Recorded data:
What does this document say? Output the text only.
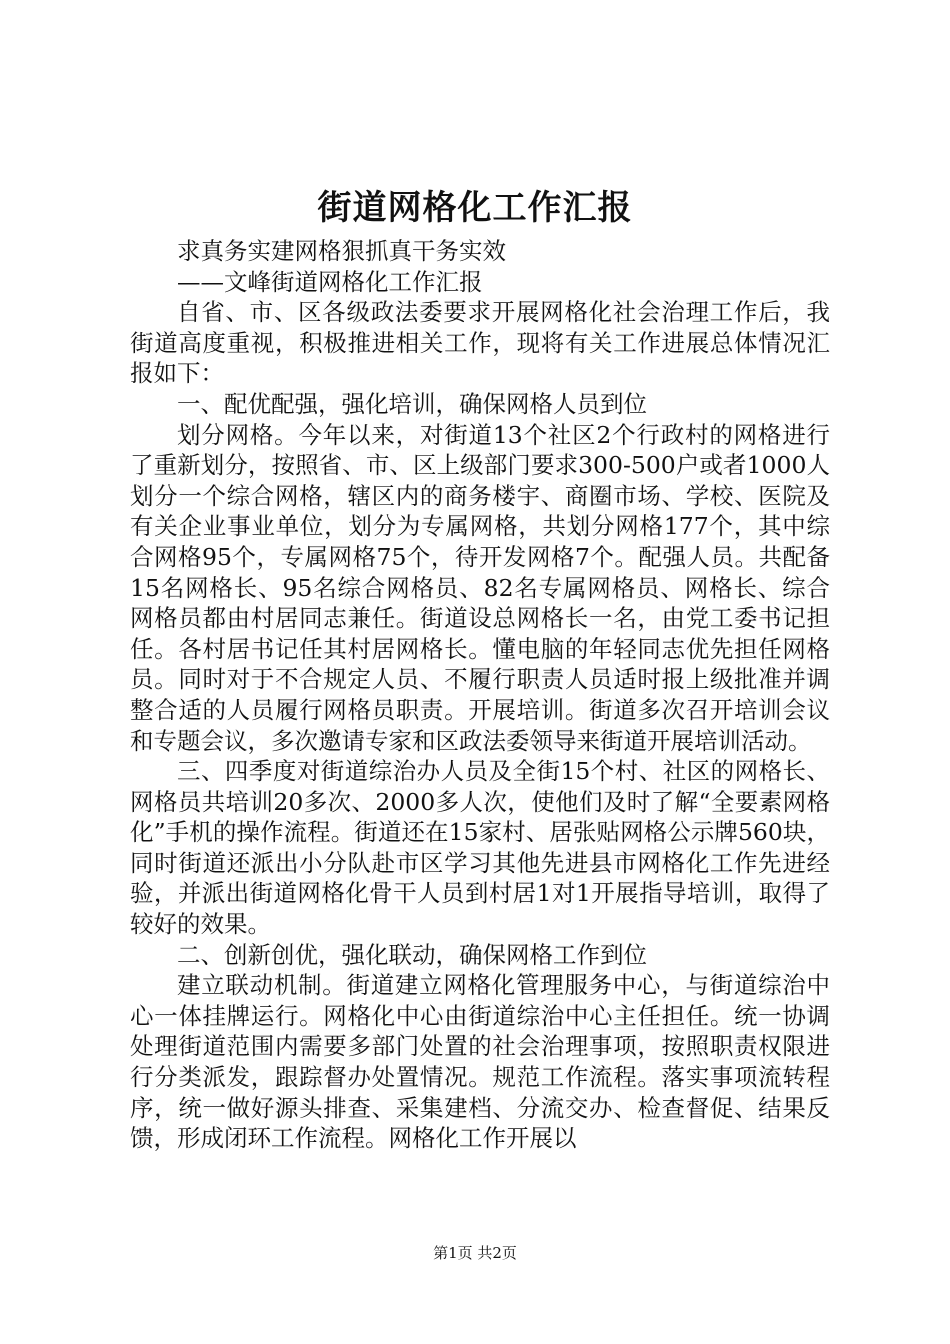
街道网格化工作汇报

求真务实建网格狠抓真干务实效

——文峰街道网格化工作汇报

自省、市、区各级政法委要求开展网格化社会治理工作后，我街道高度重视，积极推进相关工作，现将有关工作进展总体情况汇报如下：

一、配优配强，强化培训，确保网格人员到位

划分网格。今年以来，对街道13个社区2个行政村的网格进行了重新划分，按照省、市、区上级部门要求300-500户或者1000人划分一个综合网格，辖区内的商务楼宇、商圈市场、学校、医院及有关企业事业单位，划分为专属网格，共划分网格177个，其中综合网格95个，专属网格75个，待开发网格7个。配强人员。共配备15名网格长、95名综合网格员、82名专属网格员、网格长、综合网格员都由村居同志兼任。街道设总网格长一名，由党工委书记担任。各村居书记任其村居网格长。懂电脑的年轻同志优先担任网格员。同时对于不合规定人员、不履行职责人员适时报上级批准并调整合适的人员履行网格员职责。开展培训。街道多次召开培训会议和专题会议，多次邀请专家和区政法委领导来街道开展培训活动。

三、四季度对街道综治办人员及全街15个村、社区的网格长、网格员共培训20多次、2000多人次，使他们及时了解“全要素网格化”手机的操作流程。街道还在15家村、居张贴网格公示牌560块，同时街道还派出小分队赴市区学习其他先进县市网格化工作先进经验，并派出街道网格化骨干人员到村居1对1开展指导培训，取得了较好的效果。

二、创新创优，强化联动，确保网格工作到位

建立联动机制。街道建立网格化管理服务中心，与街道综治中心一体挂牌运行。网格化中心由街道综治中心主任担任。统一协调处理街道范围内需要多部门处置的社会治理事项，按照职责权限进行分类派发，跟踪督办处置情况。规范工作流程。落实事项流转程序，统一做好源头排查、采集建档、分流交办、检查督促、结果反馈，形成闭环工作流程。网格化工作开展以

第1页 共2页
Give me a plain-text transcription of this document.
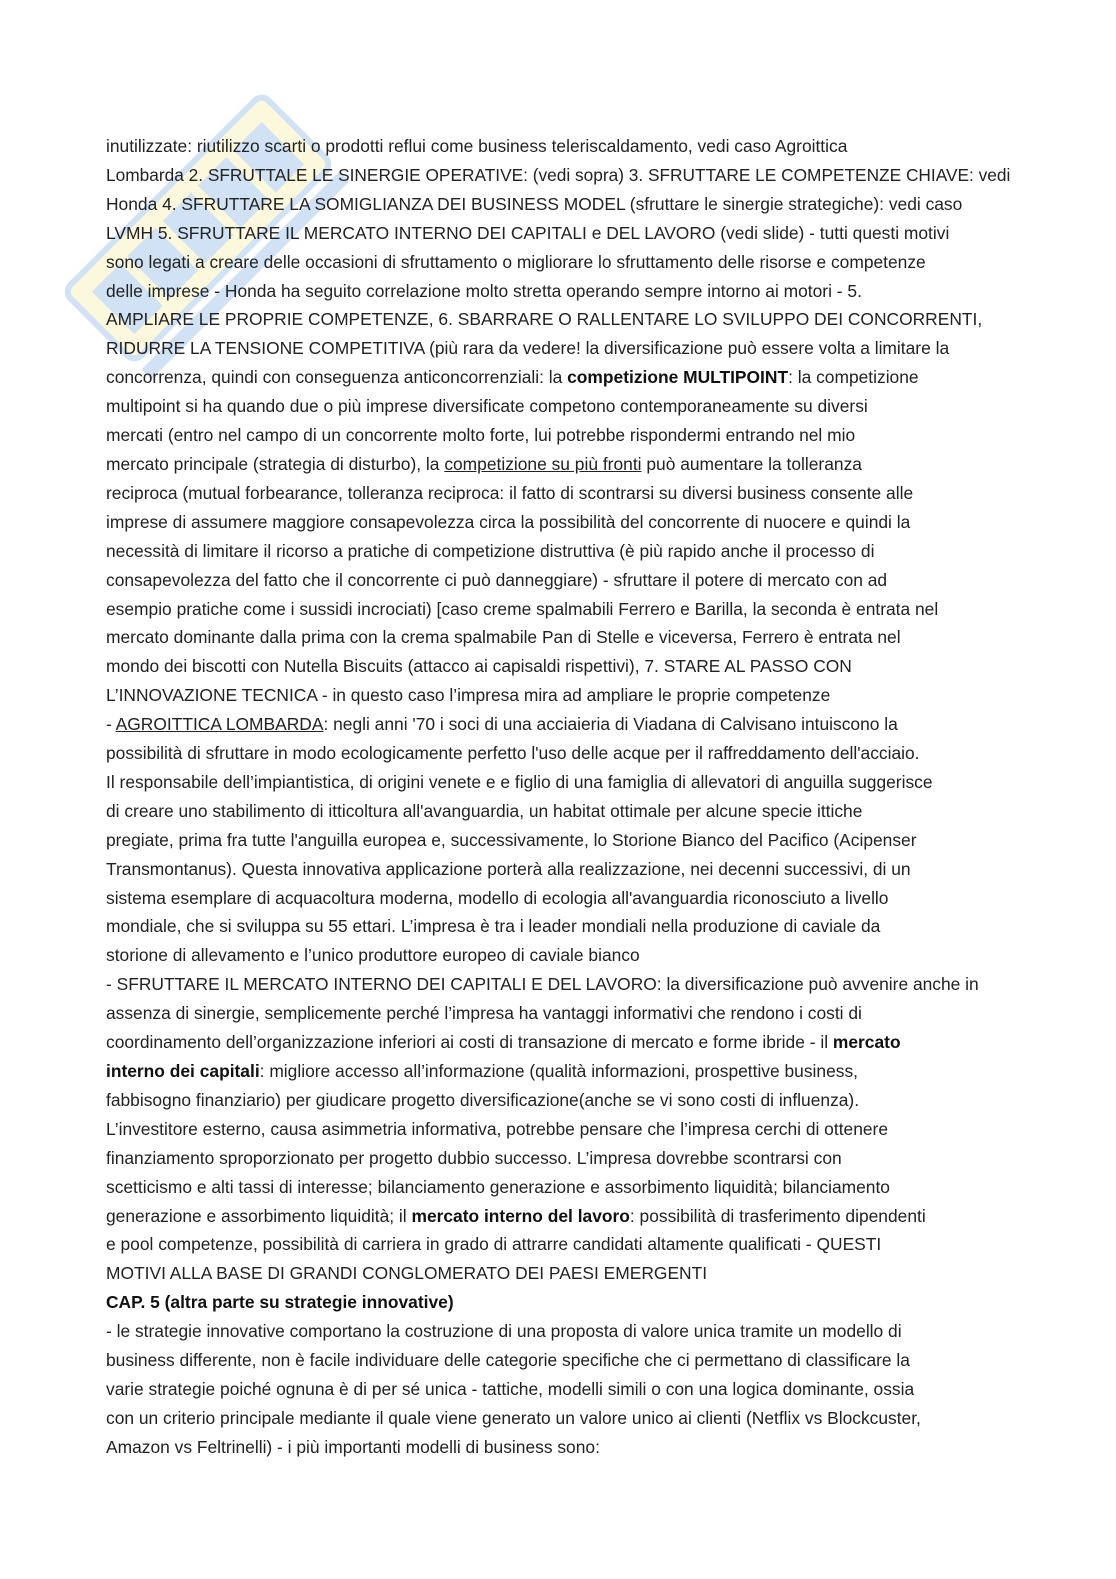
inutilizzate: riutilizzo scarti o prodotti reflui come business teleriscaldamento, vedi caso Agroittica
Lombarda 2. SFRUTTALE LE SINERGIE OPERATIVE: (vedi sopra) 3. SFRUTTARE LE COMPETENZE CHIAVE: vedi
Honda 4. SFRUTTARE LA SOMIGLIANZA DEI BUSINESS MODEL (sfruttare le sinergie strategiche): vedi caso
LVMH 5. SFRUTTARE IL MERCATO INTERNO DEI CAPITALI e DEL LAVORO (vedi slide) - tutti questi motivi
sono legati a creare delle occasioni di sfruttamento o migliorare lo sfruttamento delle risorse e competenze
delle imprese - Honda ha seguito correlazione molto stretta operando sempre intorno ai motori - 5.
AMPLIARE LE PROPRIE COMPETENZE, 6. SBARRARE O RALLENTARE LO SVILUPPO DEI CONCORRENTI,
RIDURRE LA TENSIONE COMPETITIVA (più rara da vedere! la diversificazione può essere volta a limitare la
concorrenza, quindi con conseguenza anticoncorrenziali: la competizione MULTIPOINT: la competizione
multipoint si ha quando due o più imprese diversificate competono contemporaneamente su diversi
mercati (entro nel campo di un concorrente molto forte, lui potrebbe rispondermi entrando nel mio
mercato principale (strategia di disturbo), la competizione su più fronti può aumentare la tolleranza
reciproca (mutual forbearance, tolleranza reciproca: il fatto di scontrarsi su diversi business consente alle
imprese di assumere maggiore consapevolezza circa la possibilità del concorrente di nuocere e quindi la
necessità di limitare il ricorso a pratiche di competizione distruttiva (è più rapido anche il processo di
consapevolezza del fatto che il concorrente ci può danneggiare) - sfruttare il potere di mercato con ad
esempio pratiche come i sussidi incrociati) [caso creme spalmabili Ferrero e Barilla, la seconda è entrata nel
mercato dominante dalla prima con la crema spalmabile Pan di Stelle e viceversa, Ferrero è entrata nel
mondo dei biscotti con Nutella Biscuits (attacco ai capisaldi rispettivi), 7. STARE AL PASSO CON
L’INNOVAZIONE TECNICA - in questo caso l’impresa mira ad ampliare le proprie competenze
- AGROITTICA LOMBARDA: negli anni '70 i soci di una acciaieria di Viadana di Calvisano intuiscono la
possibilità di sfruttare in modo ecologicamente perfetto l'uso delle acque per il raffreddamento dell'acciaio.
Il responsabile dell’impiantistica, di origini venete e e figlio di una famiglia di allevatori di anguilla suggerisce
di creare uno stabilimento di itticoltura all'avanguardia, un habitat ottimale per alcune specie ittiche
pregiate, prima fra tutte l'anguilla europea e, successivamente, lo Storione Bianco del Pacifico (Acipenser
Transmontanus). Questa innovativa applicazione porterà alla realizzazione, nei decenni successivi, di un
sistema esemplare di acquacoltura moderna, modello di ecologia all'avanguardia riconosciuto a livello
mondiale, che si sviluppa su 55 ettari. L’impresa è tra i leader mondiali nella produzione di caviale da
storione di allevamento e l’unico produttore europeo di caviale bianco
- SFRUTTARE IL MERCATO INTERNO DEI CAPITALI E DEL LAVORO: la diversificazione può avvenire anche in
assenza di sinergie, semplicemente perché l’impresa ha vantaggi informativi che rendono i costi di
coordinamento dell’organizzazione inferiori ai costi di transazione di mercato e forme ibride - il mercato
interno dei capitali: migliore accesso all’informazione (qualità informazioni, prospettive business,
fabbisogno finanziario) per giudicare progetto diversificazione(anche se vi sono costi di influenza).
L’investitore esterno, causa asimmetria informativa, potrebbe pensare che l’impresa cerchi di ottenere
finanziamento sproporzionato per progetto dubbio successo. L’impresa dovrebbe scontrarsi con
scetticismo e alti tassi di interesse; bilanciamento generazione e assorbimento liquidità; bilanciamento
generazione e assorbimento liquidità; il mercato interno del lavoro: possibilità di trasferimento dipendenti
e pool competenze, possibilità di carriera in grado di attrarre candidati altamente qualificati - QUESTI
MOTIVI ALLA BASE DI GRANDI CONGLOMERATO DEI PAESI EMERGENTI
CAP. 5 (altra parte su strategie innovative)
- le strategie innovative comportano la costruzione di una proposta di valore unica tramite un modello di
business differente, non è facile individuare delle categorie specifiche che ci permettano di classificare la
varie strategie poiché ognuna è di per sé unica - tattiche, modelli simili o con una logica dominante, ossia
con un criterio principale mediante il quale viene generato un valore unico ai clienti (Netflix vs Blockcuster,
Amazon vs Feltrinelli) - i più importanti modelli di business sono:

Stated task
Leave the pictures out and write out every entry exactly as given.

Complete answer
What does this document say? Output the text only.
街道网格化工作汇报

求真务实建网格狠抓真干务实效

——文峰街道网格化工作汇报

自省、市、区各级政法委要求开展网格化社会治理工作后，我街道高度重视，积极推进相关工作，现将有关工作进展总体情况汇报如下：

一、配优配强，强化培训，确保网格人员到位

划分网格。今年以来，对街道13个社区2个行政村的网格进行了重新划分，按照省、市、区上级部门要求300-500户或者1000人划分一个综合网格，辖区内的商务楼宇、商圈市场、学校、医院及有关企业事业单位，划分为专属网格，共划分网格177个，其中综合网格95个，专属网格75个，待开发网格7个。配强人员。共配备15名网格长、95名综合网格员、82名专属网格员、网格长、综合网格员都由村居同志兼任。街道设总网格长一名，由党工委书记担任。各村居书记任其村居网格长。懂电脑的年轻同志优先担任网格员。同时对于不合规定人员、不履行职责人员适时报上级批准并调整合适的人员履行网格员职责。开展培训。街道多次召开培训会议和专题会议，多次邀请专家和区政法委领导来街道开展培训活动。

三、四季度对街道综治办人员及全街15个村、社区的网格长、网格员共培训20多次、2000多人次，使他们及时了解“全要素网格化”手机的操作流程。街道还在15家村、居张贴网格公示牌560块，同时街道还派出小分队赴市区学习其他先进县市网格化工作先进经验，并派出街道网格化骨干人员到村居1对1开展指导培训，取得了较好的效果。

二、创新创优，强化联动，确保网格工作到位

建立联动机制。街道建立网格化管理服务中心，与街道综治中心一体挂牌运行。网格化中心由街道综治中心主任担任。统一协调处理街道范围内需要多部门处置的社会治理事项，按照职责权限进行分类派发，跟踪督办处置情况。规范工作流程。落实事项流转程序，统一做好源头排查、采集建档、分流交办、检查督促、结果反馈，形成闭环工作流程。网格化工作开展以

第1页 共2页
Give me a plain-text transcription of this document.
inutilizzate: riutilizzo scarti o prodotti reflui come business teleriscaldamento, vedi caso Agroittica
Lombarda 2. SFRUTTALE LE SINERGIE OPERATIVE: (vedi sopra) 3. SFRUTTARE LE COMPETENZE CHIAVE: vedi
Honda 4. SFRUTTARE LA SOMIGLIANZA DEI BUSINESS MODEL (sfruttare le sinergie strategiche): vedi caso
LVMH 5. SFRUTTARE IL MERCATO INTERNO DEI CAPITALI e DEL LAVORO (vedi slide) - tutti questi motivi
sono legati a creare delle occasioni di sfruttamento o migliorare lo sfruttamento delle risorse e competenze
delle imprese - Honda ha seguito correlazione molto stretta operando sempre intorno ai motori - 5.
AMPLIARE LE PROPRIE COMPETENZE, 6. SBARRARE O RALLENTARE LO SVILUPPO DEI CONCORRENTI,
RIDURRE LA TENSIONE COMPETITIVA (più rara da vedere! la diversificazione può essere volta a limitare la
concorrenza, quindi con conseguenza anticoncorrenziali: la competizione MULTIPOINT: la competizione
multipoint si ha quando due o più imprese diversificate competono contemporaneamente su diversi
mercati (entro nel campo di un concorrente molto forte, lui potrebbe rispondermi entrando nel mio
mercato principale (strategia di disturbo), la competizione su più fronti può aumentare la tolleranza
reciproca (mutual forbearance, tolleranza reciproca: il fatto di scontrarsi su diversi business consente alle
imprese di assumere maggiore consapevolezza circa la possibilità del concorrente di nuocere e quindi la
necessità di limitare il ricorso a pratiche di competizione distruttiva (è più rapido anche il processo di
consapevolezza del fatto che il concorrente ci può danneggiare) - sfruttare il potere di mercato con ad
esempio pratiche come i sussidi incrociati) [caso creme spalmabili Ferrero e Barilla, la seconda è entrata nel
mercato dominante dalla prima con la crema spalmabile Pan di Stelle e viceversa, Ferrero è entrata nel
mondo dei biscotti con Nutella Biscuits (attacco ai capisaldi rispettivi), 7. STARE AL PASSO CON
L’INNOVAZIONE TECNICA - in questo caso l’impresa mira ad ampliare le proprie competenze
- AGROITTICA LOMBARDA: negli anni '70 i soci di una acciaieria di Viadana di Calvisano intuiscono la
possibilità di sfruttare in modo ecologicamente perfetto l'uso delle acque per il raffreddamento dell'acciaio.
Il responsabile dell’impiantistica, di origini venete e e figlio di una famiglia di allevatori di anguilla suggerisce
di creare uno stabilimento di itticoltura all'avanguardia, un habitat ottimale per alcune specie ittiche
pregiate, prima fra tutte l'anguilla europea e, successivamente, lo Storione Bianco del Pacifico (Acipenser
Transmontanus). Questa innovativa applicazione porterà alla realizzazione, nei decenni successivi, di un
sistema esemplare di acquacoltura moderna, modello di ecologia all'avanguardia riconosciuto a livello
mondiale, che si sviluppa su 55 ettari. L’impresa è tra i leader mondiali nella produzione di caviale da
storione di allevamento e l’unico produttore europeo di caviale bianco
- SFRUTTARE IL MERCATO INTERNO DEI CAPITALI E DEL LAVORO: la diversificazione può avvenire anche in
assenza di sinergie, semplicemente perché l’impresa ha vantaggi informativi che rendono i costi di
coordinamento dell’organizzazione inferiori ai costi di transazione di mercato e forme ibride - il mercato
interno dei capitali: migliore accesso all’informazione (qualità informazioni, prospettive business,
fabbisogno finanziario) per giudicare progetto diversificazione(anche se vi sono costi di influenza).
L’investitore esterno, causa asimmetria informativa, potrebbe pensare che l’impresa cerchi di ottenere
finanziamento sproporzionato per progetto dubbio successo. L’impresa dovrebbe scontrarsi con
scetticismo e alti tassi di interesse; bilanciamento generazione e assorbimento liquidità; bilanciamento
generazione e assorbimento liquidità; il mercato interno del lavoro: possibilità di trasferimento dipendenti
e pool competenze, possibilità di carriera in grado di attrarre candidati altamente qualificati - QUESTI
MOTIVI ALLA BASE DI GRANDI CONGLOMERATO DEI PAESI EMERGENTI
CAP. 5 (altra parte su strategie innovative)
- le strategie innovative comportano la costruzione di una proposta di valore unica tramite un modello di
business differente, non è facile individuare delle categorie specifiche che ci permettano di classificare la
varie strategie poiché ognuna è di per sé unica - tattiche, modelli simili o con una logica dominante, ossia
con un criterio principale mediante il quale viene generato un valore unico ai clienti (Netflix vs Blockcuster,
Amazon vs Feltrinelli) - i più importanti modelli di business sono:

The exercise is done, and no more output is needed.